The improvement in serum transaminases levels may be attributed to the physiologic changes associated with pregnancy including expansion in plasma volume, high plasma concentrations of estrogen, and changes in immune reactivity resulting in decreased immune-mediated hepatocellular destruction [25, 29]. Moreover, Paternsor et al., 2008 [24] concluded that endogenous IFN production might be responsible for the reduction of serum transaminases during pregnancy.

In the present study, there was a statistically non-significant (P > 0.05) increase in HCV-RNA-viral load assessed in early 2nd and late 3rd trimesters in the cases group. This comes in agreement with the results given by Gervais et al., 2000 [25] and floreani, 2009 [30] who told that HCV- RNA levels rise toward the end of pregnancy. This rise may be seen because of the relative suppression of immunity as pregnancy proceeds. Oestrogen was shown to suppress intra-thymic T-cell differentiation while activating the extra-thymic pathways, a phenomenon noted during pregnancy leading to the modulation of cytokines to maintain tolerance of the paternal antigens in the foetus. These would progressively increase the proliferation of HCV resulting in higher HCV RNA titres in the 2nd and 3rd trimesters [7, 31].

On the other hand, Lin and Kao, 2000 [32] and Zein et al., 2001[33] reported a statistically significant decrease in HCV-RNA levels in the third trimester, and Romero-Gomez et al., 1998 [34] reported that a few patients in their study got undetectable serum HCV RNA during pregnancy, becoming positive for HCV- RNA again in the postpartum period . While Paternoster and his colleagues 2001 [28] when tested the HCV-RNA load in their studied 65 pregnant women at the 1st, 2nd and 3rd trimester, they failed to show significant changes in viral load during and even after pregnancy and they finally concluded that qualitative PCR should be done once during the pregnancy, but any staging of the liver disease should be taken after delivery and that quantitative HCV PCR testing during pregnancy would be pointless.

In the present study, serum endogenous IFN-α level exhibited inverse relationship to pregnancy duration. Serum endogenous IFN-α level was significantly increased when measured in late 3rd trimester compared to that in early 2nd trimester. This high level in the 3rd trimester was significant when compared to the 3 control groups. On the other hand, the IFN-α level measured in the cases group in early 2nd trimester showed no significant difference when compared to the studied 3 control groups. These findings come in agreement with the results given by Paternoster et al., 2008 [24] who demonstrated that their studied 47 Italian HCV-positive mothers had a significant higher production of endogenous IFN-α compared with either HCV-negative pregnant mothers or HCV-positive non-pregnant mothers [24]. They, in accordance with Ebbesen et al., 1995 [35] and Aboagye-Mathiesen et al., 1996 [9], attributed this high level to the existence of a placental production of IFN-α that could be detected in maternal and fetal blood. They also added that human trophoblast produces different levels of IFN-α with the presence of a high correlation between IFN-α levels in maternal blood and in trophoblast.

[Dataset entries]
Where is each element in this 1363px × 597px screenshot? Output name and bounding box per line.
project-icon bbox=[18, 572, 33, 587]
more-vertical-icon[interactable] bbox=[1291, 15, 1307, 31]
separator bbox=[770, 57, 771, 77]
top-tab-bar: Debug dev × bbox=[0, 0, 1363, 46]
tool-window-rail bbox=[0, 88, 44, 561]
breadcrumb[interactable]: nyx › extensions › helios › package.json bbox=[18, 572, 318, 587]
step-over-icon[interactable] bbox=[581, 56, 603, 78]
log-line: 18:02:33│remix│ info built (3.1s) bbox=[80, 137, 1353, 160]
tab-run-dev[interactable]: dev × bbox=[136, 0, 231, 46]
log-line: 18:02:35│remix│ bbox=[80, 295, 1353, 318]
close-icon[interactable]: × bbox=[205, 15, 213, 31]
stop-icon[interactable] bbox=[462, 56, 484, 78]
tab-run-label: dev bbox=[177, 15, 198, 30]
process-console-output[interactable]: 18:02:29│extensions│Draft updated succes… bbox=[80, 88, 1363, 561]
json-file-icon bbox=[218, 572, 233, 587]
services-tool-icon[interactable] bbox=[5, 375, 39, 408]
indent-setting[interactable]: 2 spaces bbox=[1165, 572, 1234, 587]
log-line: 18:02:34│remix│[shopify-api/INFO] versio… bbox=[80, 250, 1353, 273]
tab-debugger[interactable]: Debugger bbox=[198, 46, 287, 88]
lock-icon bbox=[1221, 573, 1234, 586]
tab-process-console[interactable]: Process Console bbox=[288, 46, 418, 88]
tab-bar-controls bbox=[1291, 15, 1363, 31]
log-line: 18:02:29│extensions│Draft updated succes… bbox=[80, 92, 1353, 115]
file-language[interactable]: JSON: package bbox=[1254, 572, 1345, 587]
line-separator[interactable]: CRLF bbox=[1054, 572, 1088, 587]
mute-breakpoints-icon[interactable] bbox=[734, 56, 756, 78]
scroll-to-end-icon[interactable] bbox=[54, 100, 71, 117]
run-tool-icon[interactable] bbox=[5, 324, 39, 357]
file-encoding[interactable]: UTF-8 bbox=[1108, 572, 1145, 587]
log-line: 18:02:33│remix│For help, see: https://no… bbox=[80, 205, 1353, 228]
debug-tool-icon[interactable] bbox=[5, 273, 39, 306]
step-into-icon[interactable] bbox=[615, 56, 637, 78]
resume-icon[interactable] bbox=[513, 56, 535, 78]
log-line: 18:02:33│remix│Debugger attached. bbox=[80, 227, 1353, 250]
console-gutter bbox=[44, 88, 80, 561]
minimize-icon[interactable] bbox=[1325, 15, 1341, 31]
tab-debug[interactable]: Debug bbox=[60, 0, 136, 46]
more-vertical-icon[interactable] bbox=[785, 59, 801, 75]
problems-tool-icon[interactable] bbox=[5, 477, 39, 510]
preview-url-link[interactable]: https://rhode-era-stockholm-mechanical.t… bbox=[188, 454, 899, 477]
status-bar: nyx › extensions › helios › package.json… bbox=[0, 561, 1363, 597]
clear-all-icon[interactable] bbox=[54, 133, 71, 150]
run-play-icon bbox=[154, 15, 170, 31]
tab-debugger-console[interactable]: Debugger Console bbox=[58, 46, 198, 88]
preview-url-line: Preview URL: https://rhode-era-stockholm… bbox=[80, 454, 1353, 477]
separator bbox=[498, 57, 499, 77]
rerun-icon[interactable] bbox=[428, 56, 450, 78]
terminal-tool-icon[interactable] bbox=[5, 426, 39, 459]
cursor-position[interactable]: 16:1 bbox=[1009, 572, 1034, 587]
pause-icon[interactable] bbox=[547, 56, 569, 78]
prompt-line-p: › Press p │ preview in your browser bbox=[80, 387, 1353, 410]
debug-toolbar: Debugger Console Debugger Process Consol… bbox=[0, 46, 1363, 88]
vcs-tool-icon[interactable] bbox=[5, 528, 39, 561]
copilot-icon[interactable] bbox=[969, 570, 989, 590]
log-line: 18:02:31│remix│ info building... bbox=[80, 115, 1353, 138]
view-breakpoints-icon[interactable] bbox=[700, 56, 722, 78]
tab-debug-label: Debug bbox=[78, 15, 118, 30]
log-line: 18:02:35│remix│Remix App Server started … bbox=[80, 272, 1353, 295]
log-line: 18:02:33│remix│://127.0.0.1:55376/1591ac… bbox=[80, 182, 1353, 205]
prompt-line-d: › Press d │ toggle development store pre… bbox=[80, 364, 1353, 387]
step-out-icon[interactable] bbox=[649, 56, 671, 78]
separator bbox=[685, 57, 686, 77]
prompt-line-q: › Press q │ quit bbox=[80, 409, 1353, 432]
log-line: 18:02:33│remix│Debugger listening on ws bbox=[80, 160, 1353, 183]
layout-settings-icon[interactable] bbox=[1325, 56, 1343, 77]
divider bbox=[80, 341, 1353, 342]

_How to complete this task:_ Quote, word for word, the stretch of the hepatitis C passage from "The improvement in" through "transaminases during pregnancy.".

_Output:_
The improvement in serum transaminases levels may be attributed to the physiologic changes associated with pregnancy including expansion in plasma volume, high plasma concentrations of estrogen, and changes in immune reactivity resulting in decreased immune-mediated hepatocellular destruction [25, 29]. Moreover, Paternsor et al., 2008 [24] concluded that endogenous IFN production might be responsible for the reduction of serum transaminases during pregnancy.